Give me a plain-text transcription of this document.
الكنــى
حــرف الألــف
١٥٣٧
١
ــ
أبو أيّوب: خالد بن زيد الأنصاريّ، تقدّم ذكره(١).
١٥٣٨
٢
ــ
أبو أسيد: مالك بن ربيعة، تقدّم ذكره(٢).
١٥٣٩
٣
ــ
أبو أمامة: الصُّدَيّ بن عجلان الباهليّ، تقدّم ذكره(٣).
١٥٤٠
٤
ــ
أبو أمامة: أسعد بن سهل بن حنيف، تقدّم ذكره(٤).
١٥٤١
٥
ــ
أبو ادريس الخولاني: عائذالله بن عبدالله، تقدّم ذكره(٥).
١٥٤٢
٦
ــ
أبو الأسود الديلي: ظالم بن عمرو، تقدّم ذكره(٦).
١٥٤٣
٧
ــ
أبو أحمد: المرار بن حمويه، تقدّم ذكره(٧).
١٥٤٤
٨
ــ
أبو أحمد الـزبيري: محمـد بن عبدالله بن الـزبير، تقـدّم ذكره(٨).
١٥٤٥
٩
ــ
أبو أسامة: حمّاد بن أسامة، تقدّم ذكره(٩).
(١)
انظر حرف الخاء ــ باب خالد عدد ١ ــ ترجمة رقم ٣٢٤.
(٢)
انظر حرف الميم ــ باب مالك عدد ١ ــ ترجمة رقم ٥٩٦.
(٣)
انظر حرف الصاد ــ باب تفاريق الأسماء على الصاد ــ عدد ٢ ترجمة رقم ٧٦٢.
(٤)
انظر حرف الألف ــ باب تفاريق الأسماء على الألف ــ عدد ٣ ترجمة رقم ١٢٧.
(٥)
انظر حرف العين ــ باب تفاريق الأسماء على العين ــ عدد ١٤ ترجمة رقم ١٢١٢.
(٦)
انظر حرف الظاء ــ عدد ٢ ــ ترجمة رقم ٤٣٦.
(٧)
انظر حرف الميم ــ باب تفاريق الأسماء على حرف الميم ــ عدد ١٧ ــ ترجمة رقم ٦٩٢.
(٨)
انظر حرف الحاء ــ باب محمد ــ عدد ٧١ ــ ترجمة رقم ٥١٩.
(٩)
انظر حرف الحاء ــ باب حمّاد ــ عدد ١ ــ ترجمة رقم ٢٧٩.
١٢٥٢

○ ○ ○ ○ ○ ○ ○

Task statement: Work through the records above line by line and count those that hold the string "أمامة". Give only the result.

Solution to the exercise: 2